Study questions
1 - Decide whether each statement agrees with the text on prognostic markers below: (a) ferritin is mainly secreted by activated macrophages; (b) non-survivors had higher serum SP-D levels than survivors; (c) serum HMGB-1 levels were related to outcome. Answer each with yes or no and quote the deciding words.
2 - According to the text on prognostic markers below, which measures were serum ferritin levels significantly correlated with?
3 - Write the next part of the text on prognostic markers below, beginning after its final sentence.
START Text section
In this study, higher serum ferritin levels were associated with poor prognosis. Serum ferritin levels are correlated with the activity of CADM-associated ILD [33, 34]. Ferritin is an intracellular protein responsible for iron storage that is mainly secreted by activated macrophages. Higher serum ferritin levels may reflect aberrant ferritin production by activated macrophages in patients with RPIPs. Interestingly, in this study, the only patient who survived of 10 patients positive for anti-MDA-5 antibody exhibited a ferritin level within the normal range and lower than all other patients. We found that serum ferritin levels were significantly correlated with P/F ratio, platelet counts, and serum LDH levels, all of which were also markers for survival.

Our results showed that an increased platelet count in the peripheral blood was a good prognostic factor. To date, no studies have reported an associated between platelet count and outcome in patients with DM-associated RPIPs. A retrospective analysis of thoracoscopic biopsy specimens from patients in the fibroproliferative phase of ARDS indicated that megakaryocytes are present in the microvessels of the injured lung. The mortality rate was greater in patients with thrombocytopenia than in those with thrombocytosis in this study [37]. Because platelets are generated via the cytoplasmic fragmentation of megakaryocytes within the pulmonary capillary bed [37, 38], thrombocytopenia may be induced by the destruction of pulmonary microvessels in CADM-associated RPIPs.

In this study, the serum SP-D levels of non-survivors were significantly lower than those of survivors. Ikeda et al. [39] reported that the serum SP-D levels in anti-MDA-5 antibody positive group were significantly lower than those in the negative group. These lower SP-D levels in the non-survivor group may reflect poor cellularity and progressive fibrotic change.

In this study, serum HMGB-1 levels in patients with CADM-associated RPIPs increased before and significantly decreased after PMX-DHP therapy in both the survivor and non-survivor groups. Shu et al. [40] reported that the serum HMGB-1 levels of PM/DM patients with ILD were significantly higher than those of PM/DM patients without ILD, and that patients with higher HMGB-1 levels had significantly worse prognosis than those with lower HMGB-1 levels. In our study, although the serum levels of HMGB-1 were significantly decreased by PMX-DHP treatment, the levels were unrelated to the outcome. Further studies are required to determine the precise mechanism of action of PMX-DHP therapy for CADM-associated RPIPs.
END Text section
START Supplied material
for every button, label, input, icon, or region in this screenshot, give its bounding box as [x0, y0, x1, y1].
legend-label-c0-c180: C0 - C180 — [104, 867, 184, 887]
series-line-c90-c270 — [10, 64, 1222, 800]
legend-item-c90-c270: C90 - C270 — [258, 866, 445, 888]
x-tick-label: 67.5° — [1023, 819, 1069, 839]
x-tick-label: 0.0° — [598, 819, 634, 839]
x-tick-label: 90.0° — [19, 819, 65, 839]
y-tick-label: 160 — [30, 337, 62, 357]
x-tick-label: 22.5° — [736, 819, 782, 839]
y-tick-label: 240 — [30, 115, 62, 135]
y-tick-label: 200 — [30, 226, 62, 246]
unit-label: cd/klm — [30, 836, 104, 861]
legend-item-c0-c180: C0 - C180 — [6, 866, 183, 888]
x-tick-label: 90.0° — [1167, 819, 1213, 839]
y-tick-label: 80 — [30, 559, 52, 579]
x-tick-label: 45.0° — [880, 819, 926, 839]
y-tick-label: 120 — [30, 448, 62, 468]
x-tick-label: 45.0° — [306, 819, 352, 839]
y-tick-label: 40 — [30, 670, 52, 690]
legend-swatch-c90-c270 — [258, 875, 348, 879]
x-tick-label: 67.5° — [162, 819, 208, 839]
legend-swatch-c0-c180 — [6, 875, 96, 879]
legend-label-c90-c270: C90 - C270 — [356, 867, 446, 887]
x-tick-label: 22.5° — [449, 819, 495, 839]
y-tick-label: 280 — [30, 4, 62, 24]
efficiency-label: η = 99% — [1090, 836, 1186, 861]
END Supplied material
Results by task
1 -
(a) Yes: "Ferritin is an intracellular protein responsible for iron storage that is mainly secreted by activated macrophages."
(b) No: "the serum SP-D levels of non-survivors were significantly lower than those of survivors"
(c) No: "the levels were unrelated to the outcome"

2 - P/F ratio, platelet counts, and serum LDH levels.

3 -
This study has several limitations. First, this was a small, retrospective study, which may have been subject to various biases. Some negative or positive associations in the statistical analyses may have been due to the inadequate power afforded by the small sample size. Therefore, larger-scale prospective studies are needed to confirm our results. Second, none of the patients in this study were treated using the same protocol. In our study, all patients were treated with combination therapy involving corticosteroids, immunosuppressive therapy, and PMX-DHP therapy. The decision regarding the choice of immunosuppressive agents was made by the attending physicians, and the types and amounts of these agents and timing of their administration varied between patients. Furthermore, the initiation of PMX-DHP varied in this study. In patients with ARDS and RPIPs including acute exacerbations of IPF, early induction of PMX-DHP therapy yielded better results and had a significant impact on survival [10, 41]. The variations in therapeutic regimen may have affected the responses to therapy and outcomes observed in this study.

Conclusion

CADM-associated RPIPs with anti-MDA-5 antibody is associated with a very poor prognosis. In CADM-associated RPIPs treated with PMX-DHP, higher P/F ratio, platelet counts in peripheral blood samples, and serum SP-D levels, lower serum LDH and ferritin levels before PMX-DHP, positivity for anti-ARS antibodies, and negativity for anti-MDA-5 antibody indicate a favorable prognosis. Further studies are needed to establish the effect of PMX-DHP therapy and develop better therapeutic management for patients with CADM-associated RPIPs.